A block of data
================================

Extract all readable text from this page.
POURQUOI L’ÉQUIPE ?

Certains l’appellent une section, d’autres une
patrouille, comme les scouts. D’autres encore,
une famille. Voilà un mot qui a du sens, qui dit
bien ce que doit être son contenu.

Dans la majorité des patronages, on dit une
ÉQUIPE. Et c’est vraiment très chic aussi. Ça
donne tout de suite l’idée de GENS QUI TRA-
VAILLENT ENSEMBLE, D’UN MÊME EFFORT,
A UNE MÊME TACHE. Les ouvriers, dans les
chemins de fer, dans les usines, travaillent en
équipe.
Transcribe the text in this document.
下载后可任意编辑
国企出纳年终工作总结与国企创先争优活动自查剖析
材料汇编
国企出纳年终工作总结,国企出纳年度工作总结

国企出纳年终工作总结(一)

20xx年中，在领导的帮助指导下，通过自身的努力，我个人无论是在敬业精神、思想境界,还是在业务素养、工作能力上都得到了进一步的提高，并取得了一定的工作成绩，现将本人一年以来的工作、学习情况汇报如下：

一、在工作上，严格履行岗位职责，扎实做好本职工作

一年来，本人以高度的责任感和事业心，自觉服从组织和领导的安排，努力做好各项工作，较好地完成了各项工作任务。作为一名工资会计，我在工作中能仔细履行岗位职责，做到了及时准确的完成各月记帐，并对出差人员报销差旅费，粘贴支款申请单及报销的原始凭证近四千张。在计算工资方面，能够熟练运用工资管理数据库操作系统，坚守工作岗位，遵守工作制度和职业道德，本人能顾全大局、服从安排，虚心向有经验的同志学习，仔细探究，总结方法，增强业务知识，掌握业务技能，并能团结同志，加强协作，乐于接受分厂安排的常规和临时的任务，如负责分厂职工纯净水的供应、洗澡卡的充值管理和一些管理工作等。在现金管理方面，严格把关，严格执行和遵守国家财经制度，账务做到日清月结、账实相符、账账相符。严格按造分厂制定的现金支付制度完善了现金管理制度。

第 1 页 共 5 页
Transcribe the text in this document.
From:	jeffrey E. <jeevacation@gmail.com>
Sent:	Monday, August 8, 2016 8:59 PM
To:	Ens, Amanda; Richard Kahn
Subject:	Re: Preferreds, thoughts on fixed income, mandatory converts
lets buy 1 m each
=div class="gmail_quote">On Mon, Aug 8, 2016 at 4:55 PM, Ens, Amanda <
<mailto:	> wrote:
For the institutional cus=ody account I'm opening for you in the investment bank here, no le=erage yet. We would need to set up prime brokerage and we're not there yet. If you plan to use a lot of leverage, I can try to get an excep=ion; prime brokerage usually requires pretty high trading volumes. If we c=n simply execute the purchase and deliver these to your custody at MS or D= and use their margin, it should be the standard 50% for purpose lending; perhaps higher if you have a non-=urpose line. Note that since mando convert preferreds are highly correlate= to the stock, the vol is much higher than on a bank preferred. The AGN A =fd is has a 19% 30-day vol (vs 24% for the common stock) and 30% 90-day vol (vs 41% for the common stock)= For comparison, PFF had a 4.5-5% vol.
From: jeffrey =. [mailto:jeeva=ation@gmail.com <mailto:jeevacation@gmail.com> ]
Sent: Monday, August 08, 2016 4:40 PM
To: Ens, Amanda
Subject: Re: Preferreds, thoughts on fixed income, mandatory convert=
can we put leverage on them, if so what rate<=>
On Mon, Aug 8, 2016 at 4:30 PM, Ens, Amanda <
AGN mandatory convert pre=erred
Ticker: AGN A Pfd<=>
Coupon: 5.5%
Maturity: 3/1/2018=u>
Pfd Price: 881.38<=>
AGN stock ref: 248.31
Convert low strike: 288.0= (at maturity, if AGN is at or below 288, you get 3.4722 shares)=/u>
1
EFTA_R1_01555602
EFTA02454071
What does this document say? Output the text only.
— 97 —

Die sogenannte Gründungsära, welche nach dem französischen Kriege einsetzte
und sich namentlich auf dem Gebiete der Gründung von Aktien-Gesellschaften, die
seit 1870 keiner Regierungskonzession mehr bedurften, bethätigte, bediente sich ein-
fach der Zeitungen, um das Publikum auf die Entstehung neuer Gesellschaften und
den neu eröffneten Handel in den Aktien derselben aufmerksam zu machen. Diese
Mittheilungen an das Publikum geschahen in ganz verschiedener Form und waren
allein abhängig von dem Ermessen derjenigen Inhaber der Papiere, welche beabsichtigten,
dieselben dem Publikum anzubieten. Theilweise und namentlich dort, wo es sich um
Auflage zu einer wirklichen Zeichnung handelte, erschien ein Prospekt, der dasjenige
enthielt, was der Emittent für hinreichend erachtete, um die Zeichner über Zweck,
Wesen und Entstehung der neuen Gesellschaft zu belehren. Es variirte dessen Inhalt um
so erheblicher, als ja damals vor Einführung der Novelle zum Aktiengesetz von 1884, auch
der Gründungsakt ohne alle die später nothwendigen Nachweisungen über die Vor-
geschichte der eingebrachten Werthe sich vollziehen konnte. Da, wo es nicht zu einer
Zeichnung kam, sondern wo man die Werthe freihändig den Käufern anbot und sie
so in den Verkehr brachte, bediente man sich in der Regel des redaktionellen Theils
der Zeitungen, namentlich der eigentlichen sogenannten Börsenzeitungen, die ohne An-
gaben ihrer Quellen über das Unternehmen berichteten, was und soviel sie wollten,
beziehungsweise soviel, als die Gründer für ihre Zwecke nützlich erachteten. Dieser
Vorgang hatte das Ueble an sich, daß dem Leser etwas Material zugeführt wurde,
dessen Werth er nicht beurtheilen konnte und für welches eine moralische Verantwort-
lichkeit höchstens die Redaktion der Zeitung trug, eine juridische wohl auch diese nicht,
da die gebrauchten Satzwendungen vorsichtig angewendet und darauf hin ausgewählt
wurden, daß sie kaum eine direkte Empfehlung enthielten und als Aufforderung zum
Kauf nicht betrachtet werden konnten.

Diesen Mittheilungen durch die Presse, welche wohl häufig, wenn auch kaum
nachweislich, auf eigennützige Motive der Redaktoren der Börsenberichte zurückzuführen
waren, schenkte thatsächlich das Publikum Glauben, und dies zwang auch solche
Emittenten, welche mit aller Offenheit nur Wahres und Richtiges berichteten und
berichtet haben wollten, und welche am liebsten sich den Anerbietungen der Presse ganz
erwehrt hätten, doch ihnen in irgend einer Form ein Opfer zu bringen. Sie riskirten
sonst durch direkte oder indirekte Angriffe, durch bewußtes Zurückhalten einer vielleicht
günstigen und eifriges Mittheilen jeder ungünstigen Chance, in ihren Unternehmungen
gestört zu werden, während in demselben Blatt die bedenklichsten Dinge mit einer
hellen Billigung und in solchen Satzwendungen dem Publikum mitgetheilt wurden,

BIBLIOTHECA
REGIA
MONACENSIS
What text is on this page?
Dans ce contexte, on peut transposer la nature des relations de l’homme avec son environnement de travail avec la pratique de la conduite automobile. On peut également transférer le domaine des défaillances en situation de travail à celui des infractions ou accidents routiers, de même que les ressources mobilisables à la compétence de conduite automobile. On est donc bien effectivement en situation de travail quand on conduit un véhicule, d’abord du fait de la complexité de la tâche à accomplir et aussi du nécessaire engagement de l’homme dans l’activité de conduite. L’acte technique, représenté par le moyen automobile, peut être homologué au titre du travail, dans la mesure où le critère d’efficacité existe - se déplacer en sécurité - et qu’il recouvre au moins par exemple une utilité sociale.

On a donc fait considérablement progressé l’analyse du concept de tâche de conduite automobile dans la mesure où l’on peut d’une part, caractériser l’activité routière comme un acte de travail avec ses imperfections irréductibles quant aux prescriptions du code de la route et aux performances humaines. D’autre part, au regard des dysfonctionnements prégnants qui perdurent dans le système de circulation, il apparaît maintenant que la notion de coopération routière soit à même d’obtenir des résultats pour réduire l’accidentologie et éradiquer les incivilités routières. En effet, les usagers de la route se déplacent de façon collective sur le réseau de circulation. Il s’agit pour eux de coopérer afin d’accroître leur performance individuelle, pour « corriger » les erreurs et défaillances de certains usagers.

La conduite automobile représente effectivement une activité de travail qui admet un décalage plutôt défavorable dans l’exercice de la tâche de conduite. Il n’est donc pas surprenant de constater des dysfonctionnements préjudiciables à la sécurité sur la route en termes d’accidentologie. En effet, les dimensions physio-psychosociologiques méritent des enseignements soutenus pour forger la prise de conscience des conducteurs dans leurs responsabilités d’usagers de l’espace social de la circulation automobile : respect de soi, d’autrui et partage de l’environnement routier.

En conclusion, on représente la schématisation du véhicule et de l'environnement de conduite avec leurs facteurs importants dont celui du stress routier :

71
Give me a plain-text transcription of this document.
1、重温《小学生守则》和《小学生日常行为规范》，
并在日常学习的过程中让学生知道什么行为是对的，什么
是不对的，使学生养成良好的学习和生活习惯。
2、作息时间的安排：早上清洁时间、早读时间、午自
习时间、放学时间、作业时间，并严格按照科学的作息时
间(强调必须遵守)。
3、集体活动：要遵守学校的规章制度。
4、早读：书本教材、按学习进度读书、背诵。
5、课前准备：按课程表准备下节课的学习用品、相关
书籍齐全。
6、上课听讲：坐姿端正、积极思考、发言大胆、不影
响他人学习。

================================

**What this task involves**
Copy out all lines where the word "soviel" appears.

**Answer**
gaben ihrer Quellen über das Unternehmen berichteten, was und soviel sie wollten,
beziehungsweise soviel, als die Gründer für ihre Zwecke nützlich erachteten. Dieser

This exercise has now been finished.